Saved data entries
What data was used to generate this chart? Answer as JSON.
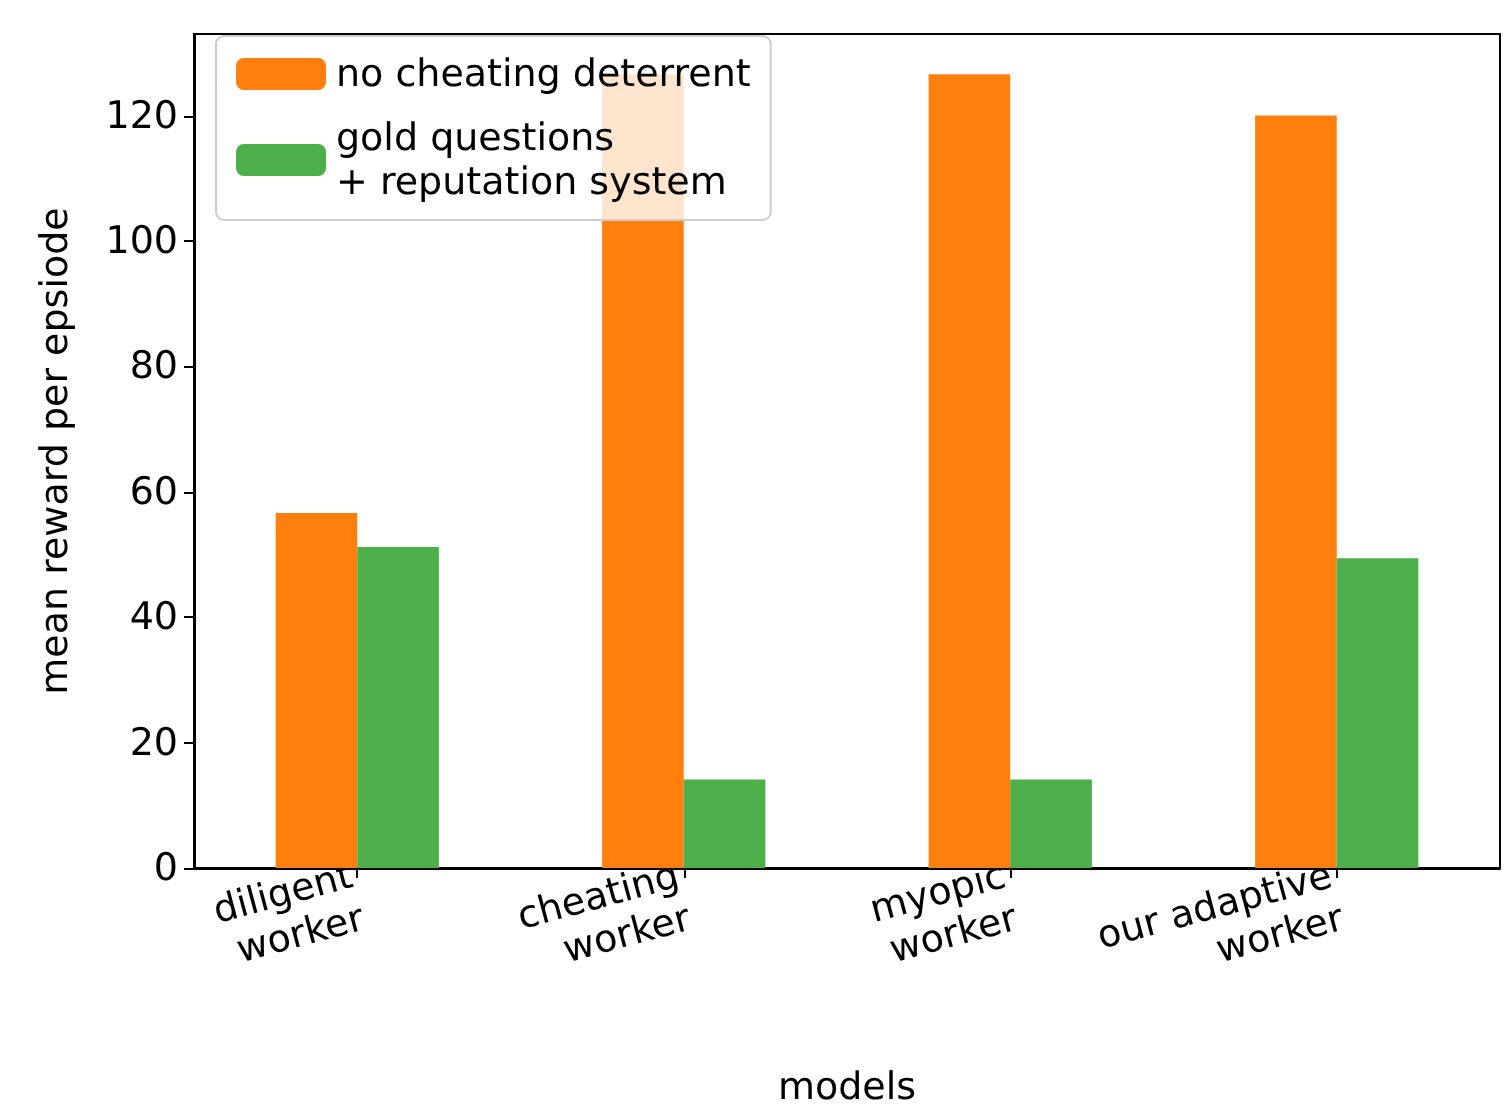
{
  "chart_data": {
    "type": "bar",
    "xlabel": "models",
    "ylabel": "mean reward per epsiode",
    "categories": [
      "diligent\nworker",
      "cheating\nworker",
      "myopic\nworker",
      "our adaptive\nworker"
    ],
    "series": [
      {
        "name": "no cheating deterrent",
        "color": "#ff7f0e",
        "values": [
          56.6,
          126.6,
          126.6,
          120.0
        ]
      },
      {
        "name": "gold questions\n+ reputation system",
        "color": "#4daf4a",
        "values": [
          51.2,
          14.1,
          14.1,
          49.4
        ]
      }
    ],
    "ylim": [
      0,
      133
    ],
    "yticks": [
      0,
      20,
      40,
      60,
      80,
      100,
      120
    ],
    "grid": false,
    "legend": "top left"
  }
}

--

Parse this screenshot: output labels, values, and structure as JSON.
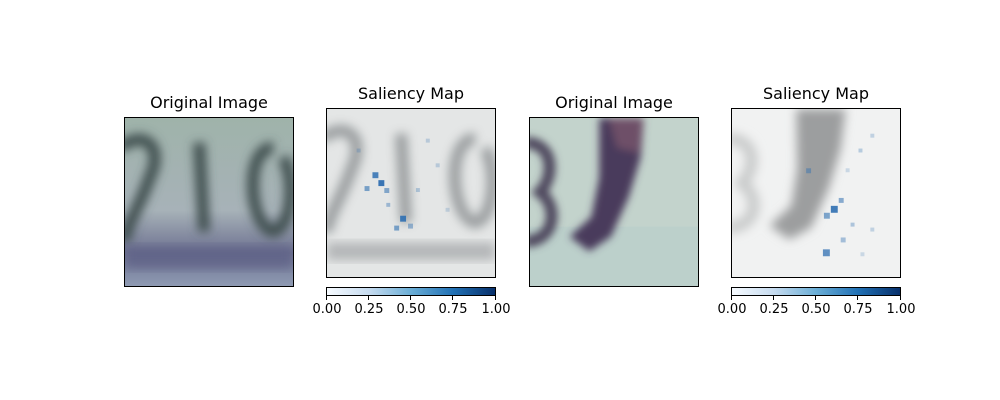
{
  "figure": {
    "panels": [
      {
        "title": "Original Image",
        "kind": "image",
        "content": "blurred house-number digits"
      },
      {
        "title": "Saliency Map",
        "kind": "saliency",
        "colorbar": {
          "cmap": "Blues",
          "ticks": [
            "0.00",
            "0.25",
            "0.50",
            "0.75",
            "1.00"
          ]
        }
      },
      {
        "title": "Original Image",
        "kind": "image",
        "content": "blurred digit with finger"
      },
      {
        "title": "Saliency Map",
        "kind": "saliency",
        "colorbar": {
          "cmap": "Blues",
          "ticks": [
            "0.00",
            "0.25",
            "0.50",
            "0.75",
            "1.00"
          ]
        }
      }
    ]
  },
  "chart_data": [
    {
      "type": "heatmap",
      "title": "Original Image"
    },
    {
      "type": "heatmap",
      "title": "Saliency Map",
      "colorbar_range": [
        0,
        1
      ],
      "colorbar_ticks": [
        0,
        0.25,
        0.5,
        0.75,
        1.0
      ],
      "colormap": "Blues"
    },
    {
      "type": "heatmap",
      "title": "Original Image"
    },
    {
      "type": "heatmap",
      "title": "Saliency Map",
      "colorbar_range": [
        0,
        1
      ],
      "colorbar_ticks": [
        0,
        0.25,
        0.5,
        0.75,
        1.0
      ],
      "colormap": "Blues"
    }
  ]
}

...

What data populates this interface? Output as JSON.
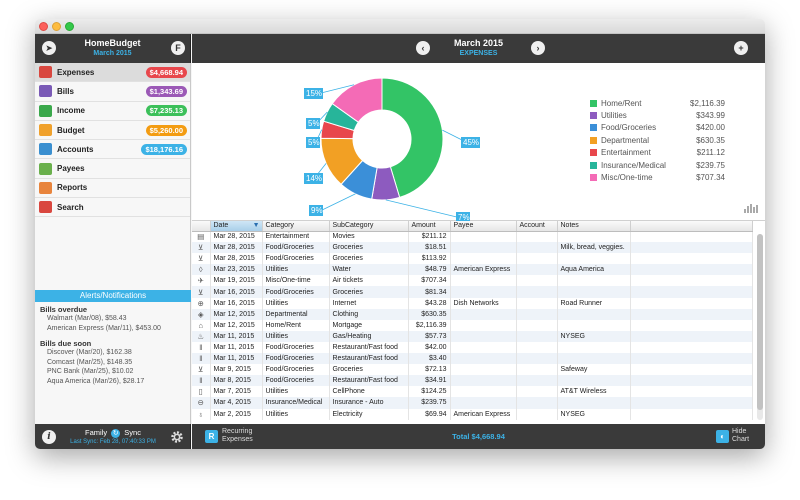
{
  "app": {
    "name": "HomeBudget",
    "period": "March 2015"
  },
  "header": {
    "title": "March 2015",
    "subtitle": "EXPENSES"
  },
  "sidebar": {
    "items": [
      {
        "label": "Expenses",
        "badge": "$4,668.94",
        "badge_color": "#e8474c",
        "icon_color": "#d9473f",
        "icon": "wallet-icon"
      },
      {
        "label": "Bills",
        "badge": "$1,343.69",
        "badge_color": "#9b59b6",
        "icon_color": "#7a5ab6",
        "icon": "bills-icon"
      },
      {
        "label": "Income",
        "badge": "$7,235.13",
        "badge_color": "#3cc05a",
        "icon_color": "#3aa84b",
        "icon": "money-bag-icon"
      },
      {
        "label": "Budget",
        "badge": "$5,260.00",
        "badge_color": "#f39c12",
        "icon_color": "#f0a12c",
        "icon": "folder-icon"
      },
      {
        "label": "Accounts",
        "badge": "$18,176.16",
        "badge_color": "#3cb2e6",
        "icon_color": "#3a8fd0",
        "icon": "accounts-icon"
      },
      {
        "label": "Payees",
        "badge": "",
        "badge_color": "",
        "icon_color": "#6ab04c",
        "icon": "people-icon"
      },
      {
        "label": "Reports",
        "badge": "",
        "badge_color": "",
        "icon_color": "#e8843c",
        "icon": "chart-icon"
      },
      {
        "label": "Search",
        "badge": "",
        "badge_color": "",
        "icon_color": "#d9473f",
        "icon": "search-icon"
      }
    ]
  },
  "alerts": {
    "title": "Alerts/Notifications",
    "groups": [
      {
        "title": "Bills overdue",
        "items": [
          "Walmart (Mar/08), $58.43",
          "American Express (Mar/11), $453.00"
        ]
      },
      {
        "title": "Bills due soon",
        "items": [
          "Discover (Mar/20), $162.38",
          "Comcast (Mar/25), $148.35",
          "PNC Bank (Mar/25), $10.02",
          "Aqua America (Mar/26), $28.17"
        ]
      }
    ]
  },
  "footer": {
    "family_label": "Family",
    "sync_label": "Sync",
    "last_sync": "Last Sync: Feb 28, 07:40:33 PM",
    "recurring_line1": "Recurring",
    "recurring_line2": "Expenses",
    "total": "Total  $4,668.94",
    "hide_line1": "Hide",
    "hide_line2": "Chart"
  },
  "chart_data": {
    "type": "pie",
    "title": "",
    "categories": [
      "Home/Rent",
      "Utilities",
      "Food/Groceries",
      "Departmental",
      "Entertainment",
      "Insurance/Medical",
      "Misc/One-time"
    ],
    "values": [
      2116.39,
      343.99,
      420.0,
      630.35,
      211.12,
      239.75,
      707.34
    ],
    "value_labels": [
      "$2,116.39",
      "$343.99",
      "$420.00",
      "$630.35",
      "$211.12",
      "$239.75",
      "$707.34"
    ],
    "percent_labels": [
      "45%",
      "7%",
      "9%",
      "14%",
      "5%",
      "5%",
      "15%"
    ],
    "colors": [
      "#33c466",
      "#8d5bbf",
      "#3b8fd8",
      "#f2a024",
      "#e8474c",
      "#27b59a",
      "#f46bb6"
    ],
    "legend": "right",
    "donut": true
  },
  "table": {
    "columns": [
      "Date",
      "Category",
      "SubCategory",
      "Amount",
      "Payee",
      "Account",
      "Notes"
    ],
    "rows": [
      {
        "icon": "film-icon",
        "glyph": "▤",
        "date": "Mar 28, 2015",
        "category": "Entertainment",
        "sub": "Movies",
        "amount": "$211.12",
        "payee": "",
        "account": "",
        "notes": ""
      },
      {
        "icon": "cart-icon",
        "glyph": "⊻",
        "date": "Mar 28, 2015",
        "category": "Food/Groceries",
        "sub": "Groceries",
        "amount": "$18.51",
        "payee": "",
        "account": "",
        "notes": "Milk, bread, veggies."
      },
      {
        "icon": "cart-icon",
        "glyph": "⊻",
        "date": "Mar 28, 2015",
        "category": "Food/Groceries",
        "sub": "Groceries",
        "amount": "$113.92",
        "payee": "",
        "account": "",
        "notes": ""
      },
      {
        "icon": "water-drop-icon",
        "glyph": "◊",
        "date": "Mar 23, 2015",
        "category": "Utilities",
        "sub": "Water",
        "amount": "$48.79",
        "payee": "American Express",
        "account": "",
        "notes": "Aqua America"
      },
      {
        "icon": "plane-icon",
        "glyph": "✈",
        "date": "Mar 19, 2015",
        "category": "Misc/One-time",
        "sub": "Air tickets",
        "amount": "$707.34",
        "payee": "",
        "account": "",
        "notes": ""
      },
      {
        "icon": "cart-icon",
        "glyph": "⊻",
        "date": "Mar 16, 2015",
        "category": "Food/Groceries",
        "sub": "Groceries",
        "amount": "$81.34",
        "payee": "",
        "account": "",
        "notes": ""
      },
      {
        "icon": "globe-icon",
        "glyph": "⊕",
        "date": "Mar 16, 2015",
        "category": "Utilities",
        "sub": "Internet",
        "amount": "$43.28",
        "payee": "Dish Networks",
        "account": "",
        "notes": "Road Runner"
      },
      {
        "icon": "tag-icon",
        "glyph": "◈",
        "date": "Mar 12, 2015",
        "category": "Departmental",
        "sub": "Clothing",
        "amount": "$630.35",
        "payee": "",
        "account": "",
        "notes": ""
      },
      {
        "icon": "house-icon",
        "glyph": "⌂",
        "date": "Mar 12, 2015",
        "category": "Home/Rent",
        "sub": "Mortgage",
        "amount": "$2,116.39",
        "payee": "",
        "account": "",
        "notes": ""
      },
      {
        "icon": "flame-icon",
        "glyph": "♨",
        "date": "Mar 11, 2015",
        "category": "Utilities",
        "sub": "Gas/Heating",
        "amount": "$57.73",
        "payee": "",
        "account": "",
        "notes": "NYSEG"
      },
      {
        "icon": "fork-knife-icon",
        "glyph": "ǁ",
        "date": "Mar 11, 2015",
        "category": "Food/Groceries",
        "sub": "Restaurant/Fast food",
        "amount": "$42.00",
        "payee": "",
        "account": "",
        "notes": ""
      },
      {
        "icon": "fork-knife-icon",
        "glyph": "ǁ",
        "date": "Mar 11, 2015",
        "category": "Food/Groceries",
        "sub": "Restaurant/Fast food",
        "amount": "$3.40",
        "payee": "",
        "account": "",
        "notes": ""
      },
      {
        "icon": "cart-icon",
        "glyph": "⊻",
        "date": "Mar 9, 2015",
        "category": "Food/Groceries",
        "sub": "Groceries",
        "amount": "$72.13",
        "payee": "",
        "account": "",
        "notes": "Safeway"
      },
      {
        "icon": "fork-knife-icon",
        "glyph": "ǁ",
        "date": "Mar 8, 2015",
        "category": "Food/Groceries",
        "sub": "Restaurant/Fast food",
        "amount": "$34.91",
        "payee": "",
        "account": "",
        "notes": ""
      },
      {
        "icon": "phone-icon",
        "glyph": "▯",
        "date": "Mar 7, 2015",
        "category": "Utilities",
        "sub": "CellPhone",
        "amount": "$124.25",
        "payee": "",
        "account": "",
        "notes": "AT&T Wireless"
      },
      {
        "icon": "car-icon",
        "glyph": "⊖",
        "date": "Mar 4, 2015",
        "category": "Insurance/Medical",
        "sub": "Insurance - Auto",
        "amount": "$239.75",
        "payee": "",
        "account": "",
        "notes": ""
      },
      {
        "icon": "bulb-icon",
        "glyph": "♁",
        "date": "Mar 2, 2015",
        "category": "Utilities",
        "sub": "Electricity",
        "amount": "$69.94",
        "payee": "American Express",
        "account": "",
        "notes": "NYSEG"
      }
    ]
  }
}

**Stated problem:** Say, as a single number and nothing more, how many lines of the entries contain the word "time".

**Answer to the problem:** 2